## What to produce:
Return the entries verbatim and drop every picture.

#####

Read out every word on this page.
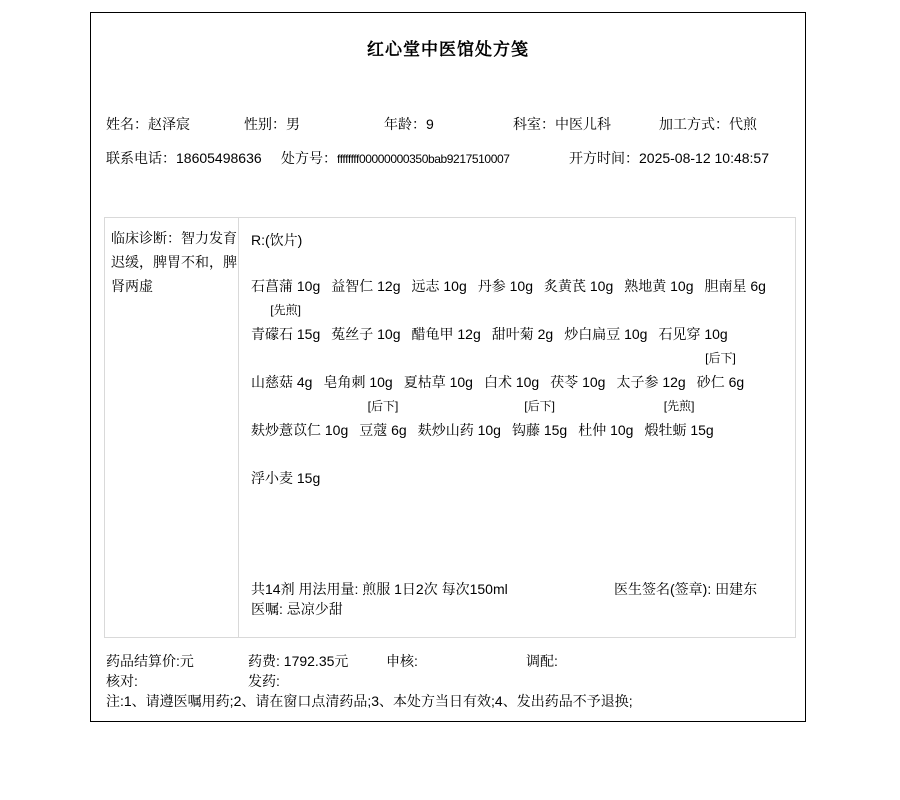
红心堂中医馆处方笺
姓名：赵泽宸	性别：男	年龄：9	科室：中医儿科	加工方式：代煎
联系电话：18605498636 处方号：ffffffff00000000350bab9217510007	开方时间：2025-08-12 10:48:57
临床诊断：智力发育迟缓，脾胃不和，脾肾两虚
R:(饮片)

石菖蒲 10g
益智仁 12g
远志 10g
丹参 10g
炙黄芪 10g
熟地黄 10g
胆南星 6g
[先煎]
青礞石 15g
菟丝子 10g
醋龟甲 12g
甜叶菊 2g
炒白扁豆 10g
石见穿 10g

山慈菇 4g
皂角刺 10g
夏枯草 10g
白术 10g
茯苓 10g
太子参 12g
[后下]
砂仁 6g

麸炒薏苡仁 10g
[后下]
豆蔻 6g
麸炒山药 10g
[后下]
钩藤 15g
杜仲 10g
[先煎]
煅牡蛎 15g

浮小麦 15g
共14剂 用法用量: 煎服 1日2次 每次150ml	医生签名(签章): 田建东
医嘱: 忌凉少甜
药品结算价:元	药费: 1792.35元	申核:	调配:
核对:	发药:
注:1、请遵医嘱用药;2、请在窗口点清药品;3、本处方当日有效;4、发出药品不予退换;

#####

## Expected output:
Read out every word on this page.
红心堂中医馆处方笺
姓名：赵泽宸	性别：男	年龄：9	科室：中医儿科	加工方式：代煎
联系电话：18605498636 处方号：ffffffff00000000350bab9217510007	开方时间：2025-08-12 10:48:57
临床诊断：智力发育迟缓，脾胃不和，脾肾两虚
R:(饮片)

石菖蒲 10g
益智仁 12g
远志 10g
丹参 10g
炙黄芪 10g
熟地黄 10g
胆南星 6g
[先煎]
青礞石 15g
菟丝子 10g
醋龟甲 12g
甜叶菊 2g
炒白扁豆 10g
石见穿 10g

山慈菇 4g
皂角刺 10g
夏枯草 10g
白术 10g
茯苓 10g
太子参 12g
[后下]
砂仁 6g

麸炒薏苡仁 10g
[后下]
豆蔻 6g
麸炒山药 10g
[后下]
钩藤 15g
杜仲 10g
[先煎]
煅牡蛎 15g

浮小麦 15g
共14剂 用法用量: 煎服 1日2次 每次150ml	医生签名(签章): 田建东
医嘱: 忌凉少甜
药品结算价:元	药费: 1792.35元	申核:	调配:
核对:	发药:
注:1、请遵医嘱用药;2、请在窗口点清药品;3、本处方当日有效;4、发出药品不予退换;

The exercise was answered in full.